§ **GIVEN RECORDS**
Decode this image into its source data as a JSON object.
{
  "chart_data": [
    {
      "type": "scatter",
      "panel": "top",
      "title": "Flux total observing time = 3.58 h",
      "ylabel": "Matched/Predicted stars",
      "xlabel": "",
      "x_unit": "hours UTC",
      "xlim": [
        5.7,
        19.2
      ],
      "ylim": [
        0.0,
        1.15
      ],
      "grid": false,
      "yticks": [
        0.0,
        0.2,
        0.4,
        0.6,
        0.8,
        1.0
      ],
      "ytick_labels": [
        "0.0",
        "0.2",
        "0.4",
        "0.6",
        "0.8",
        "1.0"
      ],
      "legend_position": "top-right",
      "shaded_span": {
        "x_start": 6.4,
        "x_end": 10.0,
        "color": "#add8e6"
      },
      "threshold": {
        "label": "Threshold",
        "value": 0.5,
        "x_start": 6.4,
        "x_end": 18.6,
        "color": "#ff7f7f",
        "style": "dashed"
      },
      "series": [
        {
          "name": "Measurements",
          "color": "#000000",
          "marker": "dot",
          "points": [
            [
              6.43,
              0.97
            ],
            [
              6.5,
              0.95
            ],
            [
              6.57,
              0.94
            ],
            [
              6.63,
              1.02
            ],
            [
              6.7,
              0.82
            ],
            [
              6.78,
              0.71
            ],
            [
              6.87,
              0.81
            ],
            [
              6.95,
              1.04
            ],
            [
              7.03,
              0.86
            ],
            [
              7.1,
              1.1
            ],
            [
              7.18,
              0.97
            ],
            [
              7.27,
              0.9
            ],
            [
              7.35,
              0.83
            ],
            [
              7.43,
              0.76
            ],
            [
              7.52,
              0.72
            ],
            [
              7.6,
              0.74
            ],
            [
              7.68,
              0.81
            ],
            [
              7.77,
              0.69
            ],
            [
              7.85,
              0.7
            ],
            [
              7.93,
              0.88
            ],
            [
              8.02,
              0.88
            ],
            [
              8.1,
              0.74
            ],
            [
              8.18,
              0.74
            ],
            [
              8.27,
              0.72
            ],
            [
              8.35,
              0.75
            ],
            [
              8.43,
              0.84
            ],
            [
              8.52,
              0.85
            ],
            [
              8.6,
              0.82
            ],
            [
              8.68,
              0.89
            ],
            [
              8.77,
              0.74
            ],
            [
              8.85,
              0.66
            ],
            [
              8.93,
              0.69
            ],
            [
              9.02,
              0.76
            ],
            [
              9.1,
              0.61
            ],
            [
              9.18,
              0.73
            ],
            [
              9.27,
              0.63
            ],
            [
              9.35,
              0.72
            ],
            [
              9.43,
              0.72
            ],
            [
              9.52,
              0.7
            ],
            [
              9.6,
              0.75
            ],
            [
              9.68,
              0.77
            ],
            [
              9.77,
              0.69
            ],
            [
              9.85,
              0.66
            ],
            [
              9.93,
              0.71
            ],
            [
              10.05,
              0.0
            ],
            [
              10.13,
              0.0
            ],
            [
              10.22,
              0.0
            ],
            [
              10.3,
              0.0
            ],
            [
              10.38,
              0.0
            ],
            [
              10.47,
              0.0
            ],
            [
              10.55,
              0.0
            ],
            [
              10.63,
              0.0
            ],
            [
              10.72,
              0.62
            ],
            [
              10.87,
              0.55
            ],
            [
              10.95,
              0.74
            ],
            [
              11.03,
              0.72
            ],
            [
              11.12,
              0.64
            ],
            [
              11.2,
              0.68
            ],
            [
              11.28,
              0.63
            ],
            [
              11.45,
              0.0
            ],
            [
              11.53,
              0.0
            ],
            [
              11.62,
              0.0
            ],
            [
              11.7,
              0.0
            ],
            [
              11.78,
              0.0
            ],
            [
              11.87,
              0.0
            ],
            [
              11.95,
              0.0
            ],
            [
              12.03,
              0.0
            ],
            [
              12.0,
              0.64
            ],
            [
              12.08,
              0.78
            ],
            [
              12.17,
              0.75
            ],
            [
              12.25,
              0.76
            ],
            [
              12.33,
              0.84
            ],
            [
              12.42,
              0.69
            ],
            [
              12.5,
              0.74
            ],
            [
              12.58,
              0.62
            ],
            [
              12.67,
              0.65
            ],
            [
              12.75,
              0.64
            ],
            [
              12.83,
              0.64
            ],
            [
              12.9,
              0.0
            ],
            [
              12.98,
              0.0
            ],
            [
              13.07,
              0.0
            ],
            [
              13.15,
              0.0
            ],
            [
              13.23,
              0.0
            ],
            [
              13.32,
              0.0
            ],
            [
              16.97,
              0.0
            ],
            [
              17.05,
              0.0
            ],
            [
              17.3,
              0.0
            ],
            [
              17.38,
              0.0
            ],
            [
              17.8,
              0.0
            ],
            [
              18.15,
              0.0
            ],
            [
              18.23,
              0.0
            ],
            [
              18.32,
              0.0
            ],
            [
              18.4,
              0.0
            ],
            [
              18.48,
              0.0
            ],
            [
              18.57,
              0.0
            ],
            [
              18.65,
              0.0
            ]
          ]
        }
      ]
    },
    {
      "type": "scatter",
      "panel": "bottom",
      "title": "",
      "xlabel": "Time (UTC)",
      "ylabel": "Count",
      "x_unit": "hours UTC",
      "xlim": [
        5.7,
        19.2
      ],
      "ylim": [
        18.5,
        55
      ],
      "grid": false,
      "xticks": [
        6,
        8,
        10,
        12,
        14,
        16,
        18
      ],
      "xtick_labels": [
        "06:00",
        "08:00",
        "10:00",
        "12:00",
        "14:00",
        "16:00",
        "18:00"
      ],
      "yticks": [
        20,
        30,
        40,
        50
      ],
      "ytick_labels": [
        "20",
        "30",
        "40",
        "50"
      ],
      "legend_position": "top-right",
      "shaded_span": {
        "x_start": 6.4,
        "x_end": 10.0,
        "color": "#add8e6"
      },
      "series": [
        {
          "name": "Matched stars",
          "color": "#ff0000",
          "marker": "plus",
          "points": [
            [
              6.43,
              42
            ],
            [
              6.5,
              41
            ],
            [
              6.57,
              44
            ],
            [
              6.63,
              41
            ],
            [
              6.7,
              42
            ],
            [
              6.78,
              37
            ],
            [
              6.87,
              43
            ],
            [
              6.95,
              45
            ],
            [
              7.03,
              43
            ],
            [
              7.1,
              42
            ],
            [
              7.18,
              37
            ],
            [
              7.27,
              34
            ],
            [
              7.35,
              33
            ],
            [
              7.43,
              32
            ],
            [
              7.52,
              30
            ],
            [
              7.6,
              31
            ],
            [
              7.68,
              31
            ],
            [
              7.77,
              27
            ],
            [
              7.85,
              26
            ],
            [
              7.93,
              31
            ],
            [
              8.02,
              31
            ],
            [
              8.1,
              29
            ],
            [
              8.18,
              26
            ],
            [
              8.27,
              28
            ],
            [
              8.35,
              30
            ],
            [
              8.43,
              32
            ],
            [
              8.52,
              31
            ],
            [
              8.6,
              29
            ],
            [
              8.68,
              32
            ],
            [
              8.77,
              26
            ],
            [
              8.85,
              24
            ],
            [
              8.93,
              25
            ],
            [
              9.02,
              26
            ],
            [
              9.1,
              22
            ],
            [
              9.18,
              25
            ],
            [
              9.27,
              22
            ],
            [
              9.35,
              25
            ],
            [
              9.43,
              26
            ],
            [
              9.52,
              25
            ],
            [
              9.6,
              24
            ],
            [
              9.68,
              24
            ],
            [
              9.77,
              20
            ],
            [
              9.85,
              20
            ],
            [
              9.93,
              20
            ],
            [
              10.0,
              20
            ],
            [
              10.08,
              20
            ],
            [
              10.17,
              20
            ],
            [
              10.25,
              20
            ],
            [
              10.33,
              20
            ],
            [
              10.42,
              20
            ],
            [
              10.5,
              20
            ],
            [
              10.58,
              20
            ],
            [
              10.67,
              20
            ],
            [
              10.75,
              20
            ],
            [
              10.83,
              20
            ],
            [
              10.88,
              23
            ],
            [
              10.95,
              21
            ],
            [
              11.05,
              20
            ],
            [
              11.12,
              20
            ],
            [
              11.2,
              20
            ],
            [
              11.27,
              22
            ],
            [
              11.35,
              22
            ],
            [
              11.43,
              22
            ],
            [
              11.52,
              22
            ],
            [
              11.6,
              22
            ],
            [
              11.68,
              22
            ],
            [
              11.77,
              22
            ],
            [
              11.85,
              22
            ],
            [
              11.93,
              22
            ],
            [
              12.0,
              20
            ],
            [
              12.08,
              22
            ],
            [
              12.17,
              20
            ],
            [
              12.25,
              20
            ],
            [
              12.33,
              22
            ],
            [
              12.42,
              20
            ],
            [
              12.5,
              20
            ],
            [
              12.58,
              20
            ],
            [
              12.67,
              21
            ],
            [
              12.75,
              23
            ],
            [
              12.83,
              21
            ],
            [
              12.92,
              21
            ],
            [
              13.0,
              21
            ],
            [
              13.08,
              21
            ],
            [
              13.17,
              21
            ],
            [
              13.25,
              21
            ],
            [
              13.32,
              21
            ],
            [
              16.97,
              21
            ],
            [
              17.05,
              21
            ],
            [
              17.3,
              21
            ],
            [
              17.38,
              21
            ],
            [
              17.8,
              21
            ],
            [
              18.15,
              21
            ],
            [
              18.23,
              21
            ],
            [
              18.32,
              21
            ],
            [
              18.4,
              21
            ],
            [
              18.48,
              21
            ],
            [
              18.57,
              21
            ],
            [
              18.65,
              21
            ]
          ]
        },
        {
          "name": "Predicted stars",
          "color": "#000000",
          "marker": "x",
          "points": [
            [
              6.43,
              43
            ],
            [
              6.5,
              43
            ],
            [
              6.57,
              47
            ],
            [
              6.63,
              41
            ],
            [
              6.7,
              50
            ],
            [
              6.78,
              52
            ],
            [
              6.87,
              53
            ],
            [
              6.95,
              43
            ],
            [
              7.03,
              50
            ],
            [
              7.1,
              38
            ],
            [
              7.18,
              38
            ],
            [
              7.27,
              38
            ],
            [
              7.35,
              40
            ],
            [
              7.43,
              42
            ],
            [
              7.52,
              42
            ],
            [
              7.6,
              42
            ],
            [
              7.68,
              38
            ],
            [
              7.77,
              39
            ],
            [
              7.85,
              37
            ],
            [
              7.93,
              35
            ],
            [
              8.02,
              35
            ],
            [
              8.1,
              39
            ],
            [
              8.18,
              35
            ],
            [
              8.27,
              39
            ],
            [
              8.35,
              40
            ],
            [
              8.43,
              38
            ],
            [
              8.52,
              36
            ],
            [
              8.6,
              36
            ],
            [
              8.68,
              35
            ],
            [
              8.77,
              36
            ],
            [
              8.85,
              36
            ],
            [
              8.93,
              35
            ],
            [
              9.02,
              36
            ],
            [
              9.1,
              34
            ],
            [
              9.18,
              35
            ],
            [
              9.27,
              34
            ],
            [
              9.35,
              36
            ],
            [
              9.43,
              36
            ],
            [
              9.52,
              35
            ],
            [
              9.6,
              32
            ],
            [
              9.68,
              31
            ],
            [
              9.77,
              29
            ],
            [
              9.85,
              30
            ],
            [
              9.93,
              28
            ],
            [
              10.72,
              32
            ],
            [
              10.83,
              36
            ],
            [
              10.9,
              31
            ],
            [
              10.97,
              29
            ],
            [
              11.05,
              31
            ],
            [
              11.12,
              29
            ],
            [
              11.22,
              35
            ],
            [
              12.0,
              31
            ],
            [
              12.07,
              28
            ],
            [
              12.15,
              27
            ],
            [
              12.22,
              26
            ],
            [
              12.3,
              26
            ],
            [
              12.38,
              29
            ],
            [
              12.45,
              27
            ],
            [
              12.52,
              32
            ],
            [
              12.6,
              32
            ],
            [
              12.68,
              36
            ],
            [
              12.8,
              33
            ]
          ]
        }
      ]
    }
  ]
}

§ **DIRECTION**
Search the entries for the word "Predicted" and gather every line where it appears.

§ **FINAL RESULT**
      "ylabel": "Matched/Predicted stars",
          "name": "Predicted stars",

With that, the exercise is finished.